Aim of the task:
Restate all the material verbatim, except for the pictures.

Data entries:
begin
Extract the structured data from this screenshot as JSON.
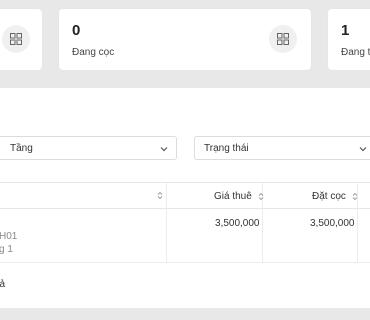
{
  "stats": [
    {
      "value": "",
      "label": ""
    },
    {
      "value": "0",
      "label": "Đang cọc"
    },
    {
      "value": "1",
      "label": "Đang thuê"
    }
  ],
  "filters": {
    "floor": "Tầng",
    "status": "Trạng thái"
  },
  "table": {
    "columns": [
      "",
      "Giá thuê",
      "Đặt cọc"
    ],
    "rows": [
      {
        "room": "H01",
        "floor": "g 1",
        "rent": "3,500,000",
        "deposit": "3,500,000"
      }
    ]
  },
  "footer": "uả",
  "icons": {
    "card": "grid-icon",
    "select": "chevron-down-icon",
    "sort": "sort-icon"
  }
}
end
Right answer:
Extract the structured data from this screenshot as JSON.
{
  "stats": [
    {
      "value": "",
      "label": ""
    },
    {
      "value": "0",
      "label": "Đang cọc"
    },
    {
      "value": "1",
      "label": "Đang thuê"
    }
  ],
  "filters": {
    "floor": "Tầng",
    "status": "Trạng thái"
  },
  "table": {
    "columns": [
      "",
      "Giá thuê",
      "Đặt cọc"
    ],
    "rows": [
      {
        "room": "H01",
        "floor": "g 1",
        "rent": "3,500,000",
        "deposit": "3,500,000"
      }
    ]
  },
  "footer": "uả",
  "icons": {
    "card": "grid-icon",
    "select": "chevron-down-icon",
    "sort": "sort-icon"
  }
}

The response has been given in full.